• **WHAT YOU NEED TO DO**
The answer must repeat every record exactly, with all pictures omitted.
[INPUT FOR THIS TASK Boundary: Start]
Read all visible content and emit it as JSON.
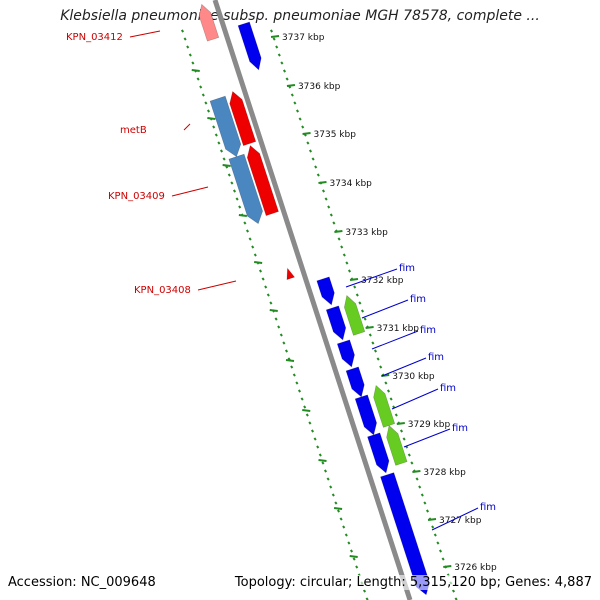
{
  "title": "Klebsiella pneumoniae subsp. pneumoniae MGH 78578, complete ...",
  "footer": {
    "accession": "Accession: NC_009648",
    "summary": "Topology: circular; Length: 5,315,120 bp; Genes: 4,887"
  },
  "colors": {
    "backbone": "#888888",
    "tick": "#228b22",
    "forward_gene": "#0000ee",
    "reverse_gene": "#ee0000",
    "cds_blue": "#4a86c0",
    "fim_green": "#66cc22",
    "label_red": "#cc0000",
    "label_blue": "#0000cc"
  },
  "tick_labels": [
    "3737 kbp",
    "3736 kbp",
    "3735 kbp",
    "3734 kbp",
    "3733 kbp",
    "3732 kbp",
    "3731 kbp",
    "3730 kbp",
    "3729 kbp",
    "3728 kbp",
    "3727 kbp",
    "3726 kbp"
  ],
  "left_labels": [
    "KPN_03412",
    "metB",
    "KPN_03409",
    "KPN_03408"
  ],
  "right_labels": [
    "fim",
    "fim",
    "fim",
    "fim",
    "fim",
    "fim",
    "fim"
  ]
}
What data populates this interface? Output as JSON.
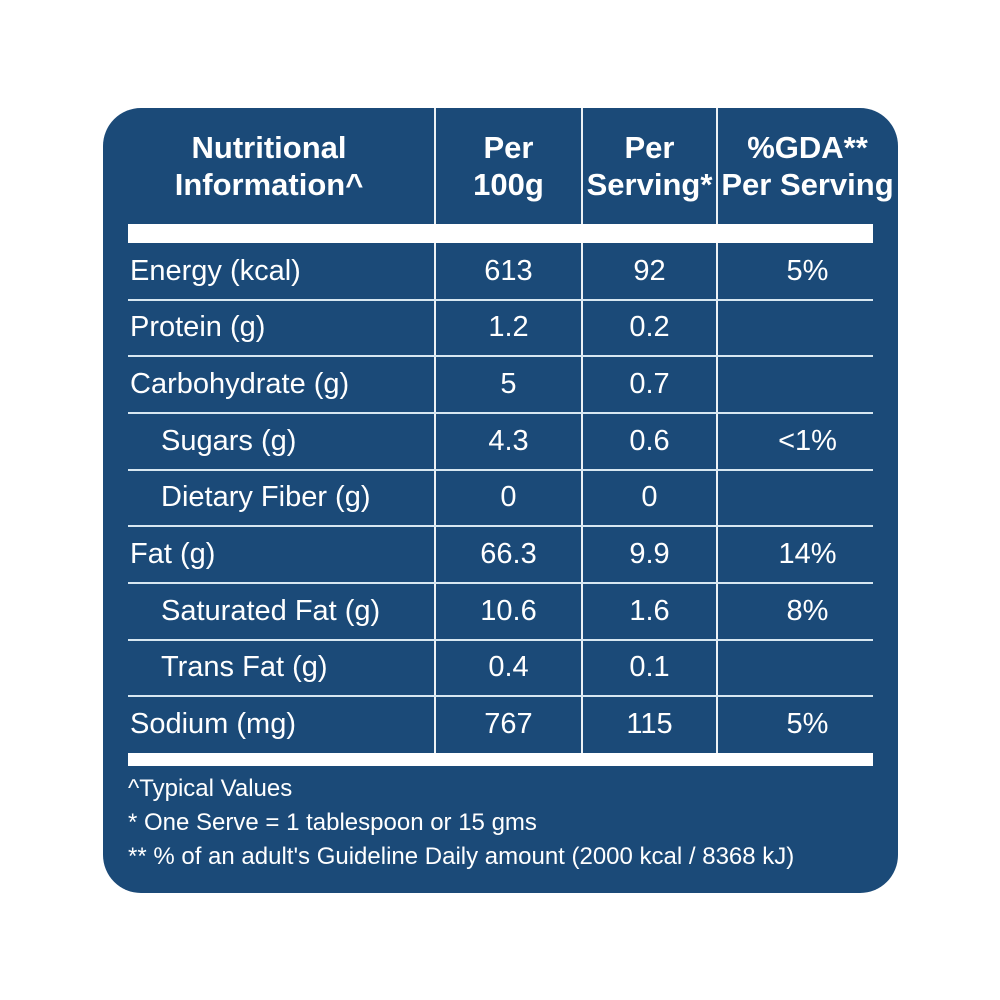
{
  "colors": {
    "panel_bg": "#1B4A78",
    "text": "#FFFFFF",
    "thick_band": "#FFFFFF",
    "row_line": "#D7E7F1"
  },
  "table": {
    "header": {
      "columns": [
        {
          "line1": "Nutritional",
          "line2": "Information^"
        },
        {
          "line1": "Per",
          "line2": "100g"
        },
        {
          "line1": "Per",
          "line2": "Serving*"
        },
        {
          "line1": "%GDA**",
          "line2": "Per Serving"
        }
      ]
    },
    "rows": [
      {
        "label": "Energy (kcal)",
        "per_100g": "613",
        "per_serving": "92",
        "gda": "5%"
      },
      {
        "label": "Protein (g)",
        "per_100g": "1.2",
        "per_serving": "0.2",
        "gda": ""
      },
      {
        "label": "Carbohydrate (g)",
        "per_100g": "5",
        "per_serving": "0.7",
        "gda": ""
      },
      {
        "label": "Sugars (g)",
        "per_100g": "4.3",
        "per_serving": "0.6",
        "gda": "<1%"
      },
      {
        "label": "Dietary Fiber (g)",
        "per_100g": "0",
        "per_serving": "0",
        "gda": ""
      },
      {
        "label": "Fat (g)",
        "per_100g": "66.3",
        "per_serving": "9.9",
        "gda": "14%"
      },
      {
        "label": "Saturated Fat (g)",
        "per_100g": "10.6",
        "per_serving": "1.6",
        "gda": "8%"
      },
      {
        "label": "Trans Fat (g)",
        "per_100g": "0.4",
        "per_serving": "0.1",
        "gda": ""
      },
      {
        "label": "Sodium (mg)",
        "per_100g": "767",
        "per_serving": "115",
        "gda": "5%"
      }
    ]
  },
  "footnotes": [
    "^Typical Values",
    "* One Serve = 1 tablespoon or 15 gms",
    "** % of an adult's Guideline Daily amount (2000 kcal / 8368 kJ)"
  ]
}
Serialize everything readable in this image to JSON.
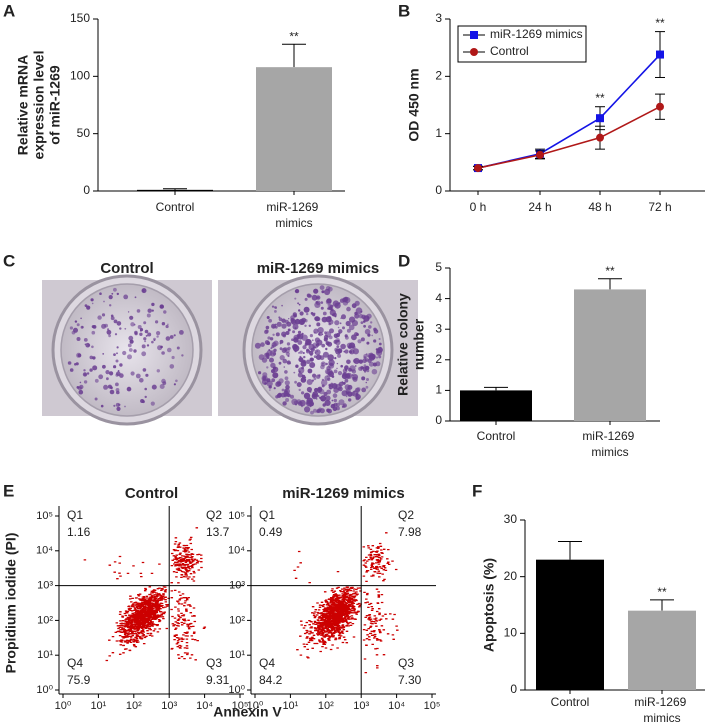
{
  "chart_data": [
    {
      "panel": "A",
      "type": "bar",
      "ylabel": [
        "Relative mRNA",
        "expression level",
        "of miR-1269"
      ],
      "categories": [
        "Control",
        "miR-1269 mimics"
      ],
      "values": [
        1,
        108
      ],
      "errors": [
        1,
        20
      ],
      "colors": [
        "#000000",
        "#a6a6a6"
      ],
      "error_color": "#000000",
      "significance": [
        null,
        "**"
      ],
      "ylim": [
        0,
        150
      ],
      "yticks": [
        0,
        50,
        100,
        150
      ]
    },
    {
      "panel": "B",
      "type": "line",
      "ylabel": [
        "OD 450 nm"
      ],
      "categories": [
        "0 h",
        "24 h",
        "48 h",
        "72 h"
      ],
      "series": [
        {
          "name": "miR-1269 mimics",
          "color": "#1414e6",
          "marker": "square",
          "values": [
            0.4,
            0.65,
            1.27,
            2.38
          ],
          "errors": [
            0.03,
            0.08,
            0.2,
            0.4
          ]
        },
        {
          "name": "Control",
          "color": "#b01818",
          "marker": "circle",
          "values": [
            0.4,
            0.63,
            0.93,
            1.47
          ],
          "errors": [
            0.03,
            0.07,
            0.2,
            0.22
          ]
        }
      ],
      "significance": [
        null,
        null,
        "**",
        "**"
      ],
      "legend": "upper left",
      "ylim": [
        0,
        3
      ],
      "yticks": [
        0,
        1,
        2,
        3
      ]
    },
    {
      "panel": "C",
      "type": "image",
      "titles": [
        "Control",
        "miR-1269 mimics"
      ]
    },
    {
      "panel": "D",
      "type": "bar",
      "ylabel": [
        "Relative colony",
        "number"
      ],
      "categories": [
        "Control",
        "miR-1269 mimics"
      ],
      "values": [
        1.0,
        4.3
      ],
      "errors": [
        0.1,
        0.35
      ],
      "colors": [
        "#000000",
        "#a6a6a6"
      ],
      "error_color": "#000000",
      "significance": [
        null,
        "**"
      ],
      "ylim": [
        0,
        5
      ],
      "yticks": [
        0,
        1,
        2,
        3,
        4,
        5
      ]
    },
    {
      "panel": "E",
      "type": "flow-cytometry",
      "xlabel": "Annexin V",
      "ylabel": [
        "Propidium iodide (PI)"
      ],
      "log": true,
      "color": "#cc0000",
      "quadrant_names": [
        "Q1",
        "Q2",
        "Q3",
        "Q4"
      ],
      "gate": {
        "x": 1000,
        "y": 1000
      },
      "xlim": [
        1,
        100000
      ],
      "ylim": [
        1,
        100000
      ],
      "xticks": [
        {
          "value": 1,
          "label": "10⁰"
        },
        {
          "value": 10,
          "label": "10¹"
        },
        {
          "value": 100,
          "label": "10²"
        },
        {
          "value": 1000,
          "label": "10³"
        },
        {
          "value": 10000,
          "label": "10⁴"
        },
        {
          "value": 100000,
          "label": "10⁵"
        }
      ],
      "yticks": [
        {
          "value": 1,
          "label": "10⁰"
        },
        {
          "value": 10,
          "label": "10¹"
        },
        {
          "value": 100,
          "label": "10²"
        },
        {
          "value": 1000,
          "label": "10³"
        },
        {
          "value": 10000,
          "label": "10⁴"
        },
        {
          "value": 100000,
          "label": "10⁵"
        }
      ],
      "plots": [
        {
          "title": "Control",
          "values": [
            1.16,
            13.7,
            9.31,
            75.9
          ]
        },
        {
          "title": "miR-1269 mimics",
          "values": [
            0.49,
            7.98,
            7.3,
            84.2
          ],
          "value_labels": [
            "0.49",
            "7.98",
            "7.30",
            "84.2"
          ]
        }
      ]
    },
    {
      "panel": "F",
      "type": "bar",
      "ylabel": [
        "Apoptosis (%)"
      ],
      "categories": [
        "Control",
        "miR-1269 mimics"
      ],
      "values": [
        23,
        14
      ],
      "errors": [
        3.2,
        1.9
      ],
      "colors": [
        "#000000",
        "#a6a6a6"
      ],
      "error_color": "#000000",
      "significance": [
        null,
        "**"
      ],
      "ylim": [
        0,
        30
      ],
      "yticks": [
        0,
        10,
        20,
        30
      ]
    }
  ]
}
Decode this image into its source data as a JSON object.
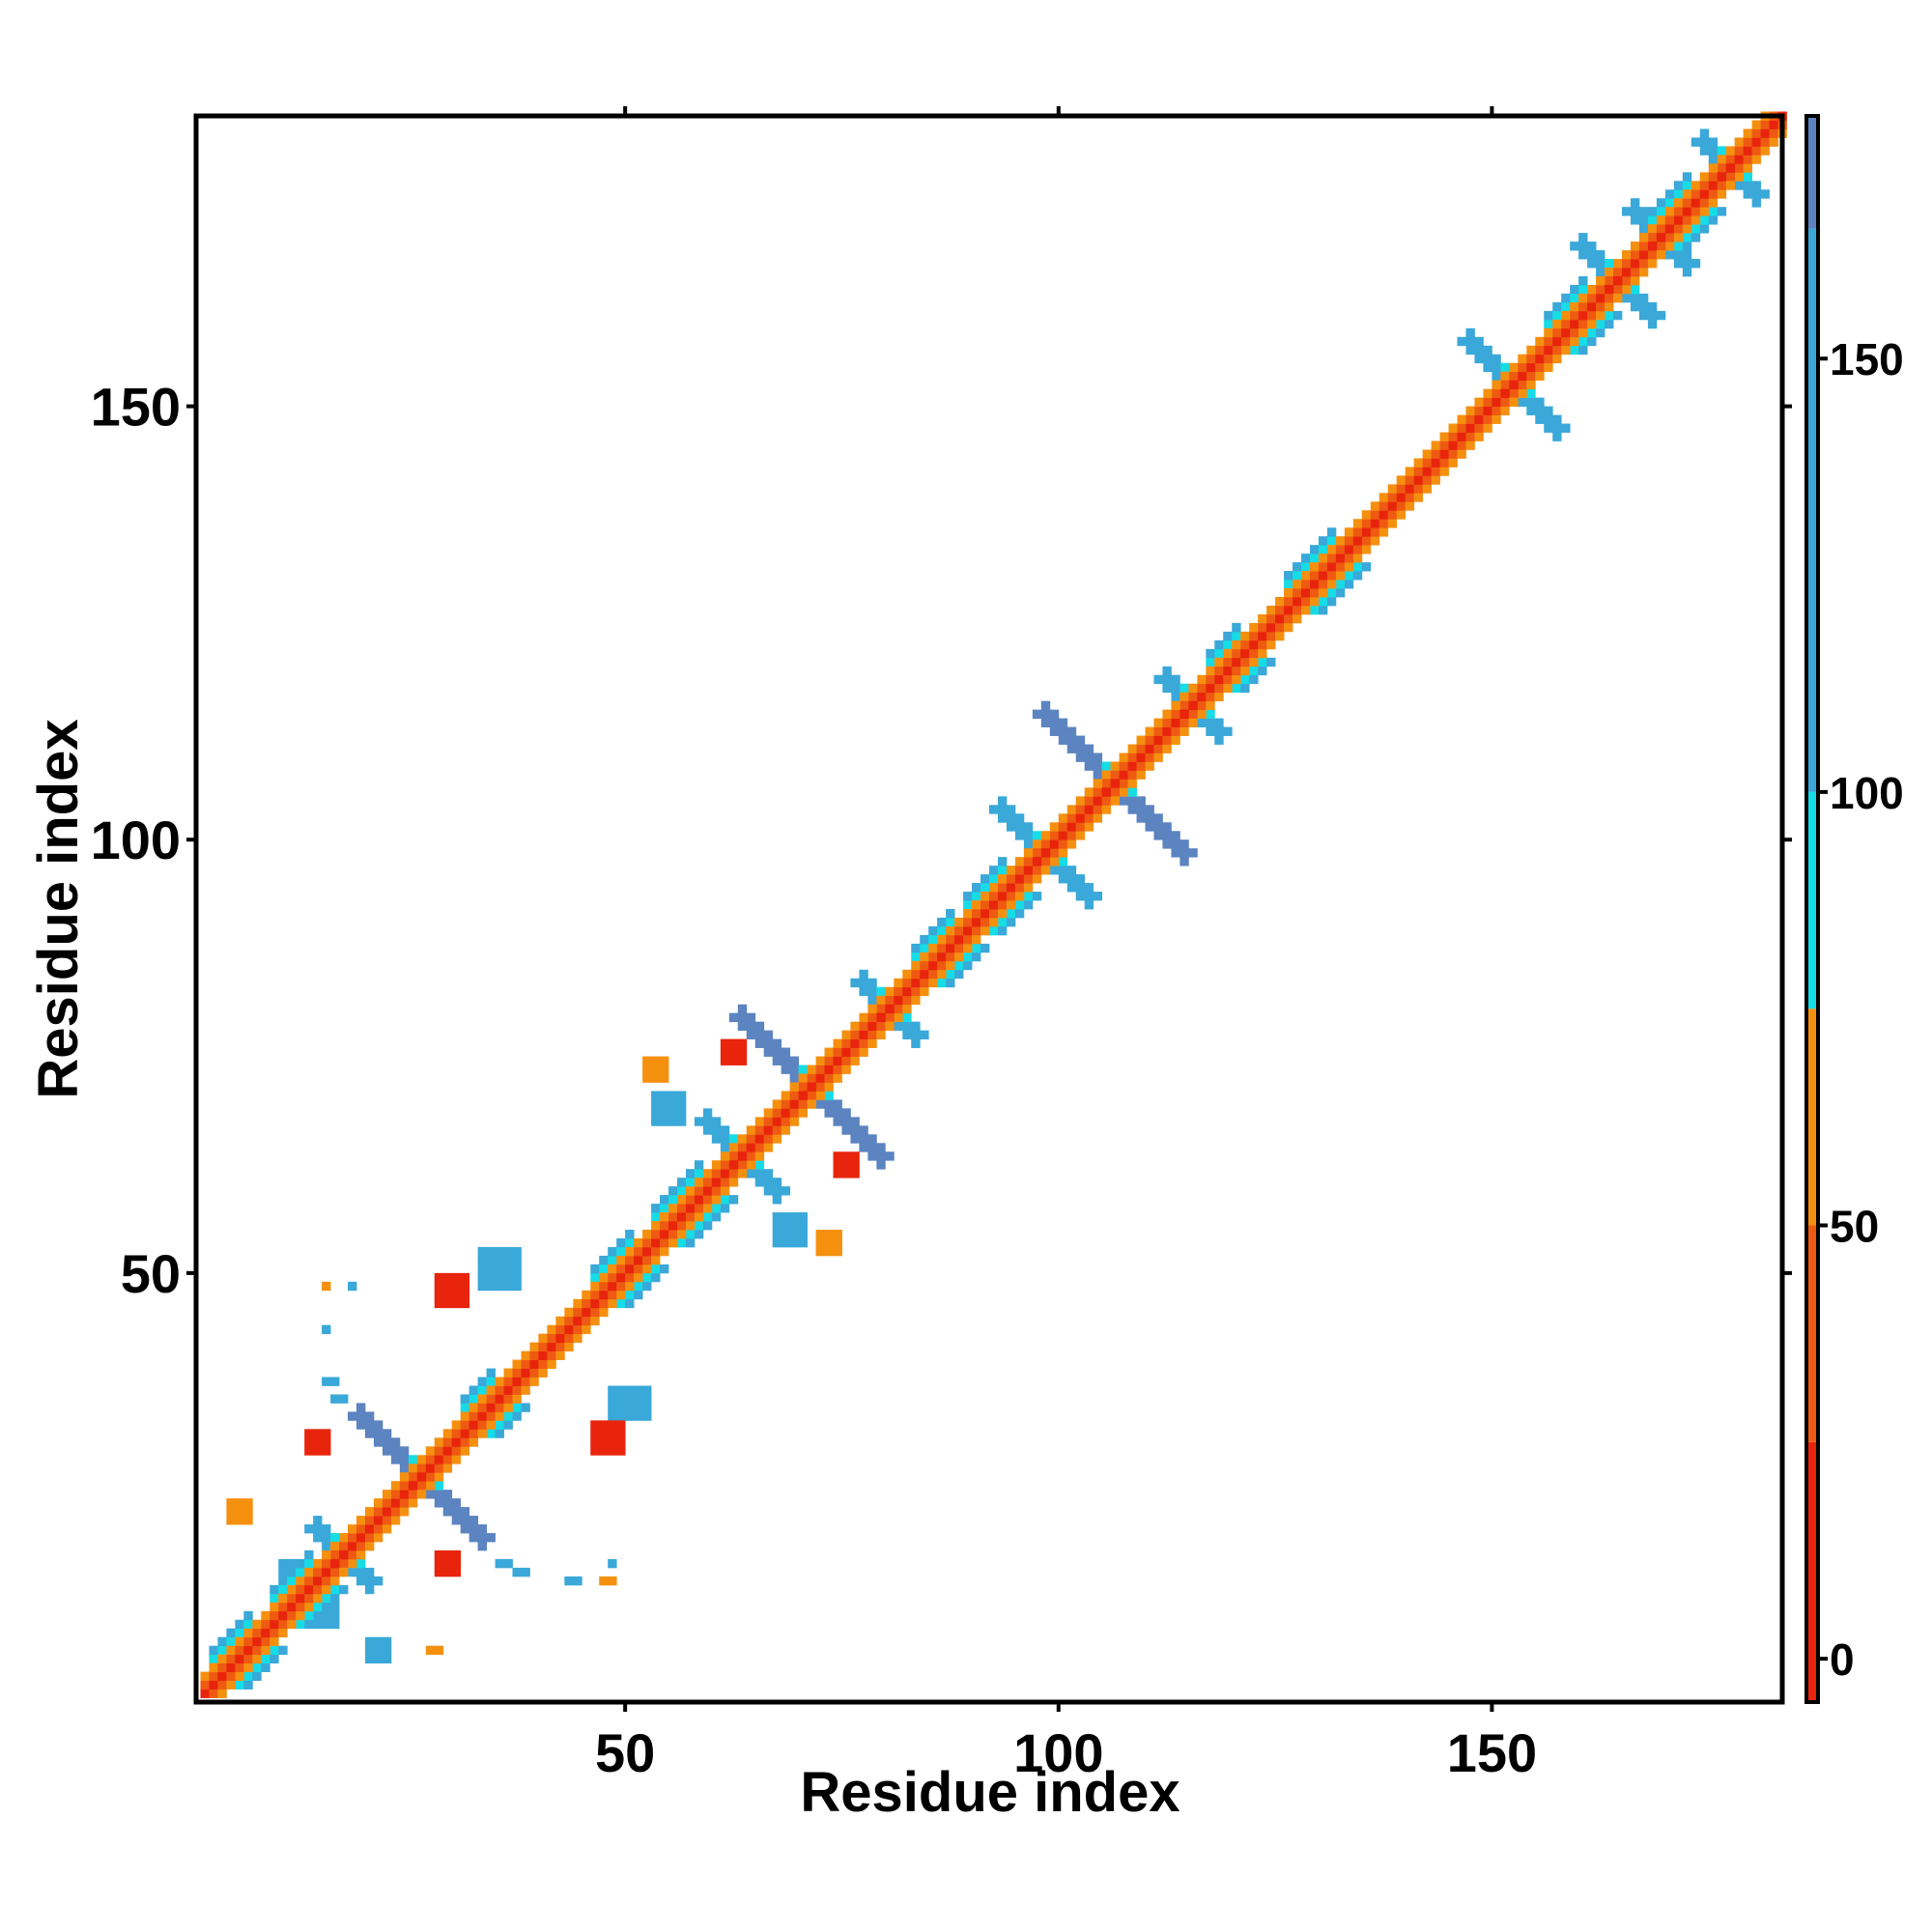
[INPUT FOR THIS TASK Boundary: End]
• **EXERCISE RESPONSE**
Read all visible content and emit it as JSON.
{
  "title": "Klebsiella pneumoniae subsp. pneumoniae MGH 78578, complete ...",
  "footer": {
    "accession": "Accession: NC_009648",
    "summary": "Topology: circular; Length: 5,315,120 bp; Genes: 4,887"
  },
  "colors": {
    "backbone": "#888888",
    "tick": "#228b22",
    "forward_gene": "#0000ee",
    "reverse_gene": "#ee0000",
    "cds_blue": "#4a86c0",
    "fim_green": "#66cc22",
    "label_red": "#cc0000",
    "label_blue": "#0000cc"
  },
  "tick_labels": [
    "3737 kbp",
    "3736 kbp",
    "3735 kbp",
    "3734 kbp",
    "3733 kbp",
    "3732 kbp",
    "3731 kbp",
    "3730 kbp",
    "3729 kbp",
    "3728 kbp",
    "3727 kbp",
    "3726 kbp"
  ],
  "left_labels": [
    "KPN_03412",
    "metB",
    "KPN_03409",
    "KPN_03408"
  ],
  "right_labels": [
    "fim",
    "fim",
    "fim",
    "fim",
    "fim",
    "fim",
    "fim"
  ]
}
What data populates this interface? Output as JSON.
{
  "colors": {
    "panel_bg": "#1B4A78",
    "text": "#FFFFFF",
    "thick_band": "#FFFFFF",
    "row_line": "#D7E7F1"
  },
  "table": {
    "header": {
      "columns": [
        {
          "line1": "Nutritional",
          "line2": "Information^"
        },
        {
          "line1": "Per",
          "line2": "100g"
        },
        {
          "line1": "Per",
          "line2": "Serving*"
        },
        {
          "line1": "%GDA**",
          "line2": "Per Serving"
        }
      ]
    },
    "rows": [
      {
        "label": "Energy (kcal)",
        "per_100g": "613",
        "per_serving": "92",
        "gda": "5%"
      },
      {
        "label": "Protein (g)",
        "per_100g": "1.2",
        "per_serving": "0.2",
        "gda": ""
      },
      {
        "label": "Carbohydrate (g)",
        "per_100g": "5",
        "per_serving": "0.7",
        "gda": ""
      },
      {
        "label": "Sugars (g)",
        "per_100g": "4.3",
        "per_serving": "0.6",
        "gda": "<1%"
      },
      {
        "label": "Dietary Fiber (g)",
        "per_100g": "0",
        "per_serving": "0",
        "gda": ""
      },
      {
        "label": "Fat (g)",
        "per_100g": "66.3",
        "per_serving": "9.9",
        "gda": "14%"
      },
      {
        "label": "Saturated Fat (g)",
        "per_100g": "10.6",
        "per_serving": "1.6",
        "gda": "8%"
      },
      {
        "label": "Trans Fat (g)",
        "per_100g": "0.4",
        "per_serving": "0.1",
        "gda": ""
      },
      {
        "label": "Sodium (mg)",
        "per_100g": "767",
        "per_serving": "115",
        "gda": "5%"
      }
    ]
  },
  "footnotes": [
    "^Typical Values",
    "* One Serve = 1 tablespoon or 15 gms",
    "** % of an adult's Guideline Daily amount (2000 kcal / 8368 kJ)"
  ]
}
Serialize everything readable in this image to JSON.
{
  "chart_data": [
    {
      "panel": "A",
      "type": "bar",
      "ylabel": [
        "Relative mRNA",
        "expression level",
        "of miR-1269"
      ],
      "categories": [
        "Control",
        "miR-1269 mimics"
      ],
      "values": [
        1,
        108
      ],
      "errors": [
        1,
        20
      ],
      "colors": [
        "#000000",
        "#a6a6a6"
      ],
      "error_color": "#000000",
      "significance": [
        null,
        "**"
      ],
      "ylim": [
        0,
        150
      ],
      "yticks": [
        0,
        50,
        100,
        150
      ]
    },
    {
      "panel": "B",
      "type": "line",
      "ylabel": [
        "OD 450 nm"
      ],
      "categories": [
        "0 h",
        "24 h",
        "48 h",
        "72 h"
      ],
      "series": [
        {
          "name": "miR-1269 mimics",
          "color": "#1414e6",
          "marker": "square",
          "values": [
            0.4,
            0.65,
            1.27,
            2.38
          ],
          "errors": [
            0.03,
            0.08,
            0.2,
            0.4
          ]
        },
        {
          "name": "Control",
          "color": "#b01818",
          "marker": "circle",
          "values": [
            0.4,
            0.63,
            0.93,
            1.47
          ],
          "errors": [
            0.03,
            0.07,
            0.2,
            0.22
          ]
        }
      ],
      "significance": [
        null,
        null,
        "**",
        "**"
      ],
      "legend": "upper left",
      "ylim": [
        0,
        3
      ],
      "yticks": [
        0,
        1,
        2,
        3
      ]
    },
    {
      "panel": "C",
      "type": "image",
      "titles": [
        "Control",
        "miR-1269 mimics"
      ]
    },
    {
      "panel": "D",
      "type": "bar",
      "ylabel": [
        "Relative colony",
        "number"
      ],
      "categories": [
        "Control",
        "miR-1269 mimics"
      ],
      "values": [
        1.0,
        4.3
      ],
      "errors": [
        0.1,
        0.35
      ],
      "colors": [
        "#000000",
        "#a6a6a6"
      ],
      "error_color": "#000000",
      "significance": [
        null,
        "**"
      ],
      "ylim": [
        0,
        5
      ],
      "yticks": [
        0,
        1,
        2,
        3,
        4,
        5
      ]
    },
    {
      "panel": "E",
      "type": "flow-cytometry",
      "xlabel": "Annexin V",
      "ylabel": [
        "Propidium iodide (PI)"
      ],
      "log": true,
      "color": "#cc0000",
      "quadrant_names": [
        "Q1",
        "Q2",
        "Q3",
        "Q4"
      ],
      "gate": {
        "x": 1000,
        "y": 1000
      },
      "xlim": [
        1,
        100000
      ],
      "ylim": [
        1,
        100000
      ],
      "xticks": [
        {
          "value": 1,
          "label": "10⁰"
        },
        {
          "value": 10,
          "label": "10¹"
        },
        {
          "value": 100,
          "label": "10²"
        },
        {
          "value": 1000,
          "label": "10³"
        },
        {
          "value": 10000,
          "label": "10⁴"
        },
        {
          "value": 100000,
          "label": "10⁵"
        }
      ],
      "yticks": [
        {
          "value": 1,
          "label": "10⁰"
        },
        {
          "value": 10,
          "label": "10¹"
        },
        {
          "value": 100,
          "label": "10²"
        },
        {
          "value": 1000,
          "label": "10³"
        },
        {
          "value": 10000,
          "label": "10⁴"
        },
        {
          "value": 100000,
          "label": "10⁵"
        }
      ],
      "plots": [
        {
          "title": "Control",
          "values": [
            1.16,
            13.7,
            9.31,
            75.9
          ]
        },
        {
          "title": "miR-1269 mimics",
          "values": [
            0.49,
            7.98,
            7.3,
            84.2
          ],
          "value_labels": [
            "0.49",
            "7.98",
            "7.30",
            "84.2"
          ]
        }
      ]
    },
    {
      "panel": "F",
      "type": "bar",
      "ylabel": [
        "Apoptosis (%)"
      ],
      "categories": [
        "Control",
        "miR-1269 mimics"
      ],
      "values": [
        23,
        14
      ],
      "errors": [
        3.2,
        1.9
      ],
      "colors": [
        "#000000",
        "#a6a6a6"
      ],
      "error_color": "#000000",
      "significance": [
        null,
        "**"
      ],
      "ylim": [
        0,
        30
      ],
      "yticks": [
        0,
        10,
        20,
        30
      ]
    }
  ]
}
Decode this image into its source data as a JSON object.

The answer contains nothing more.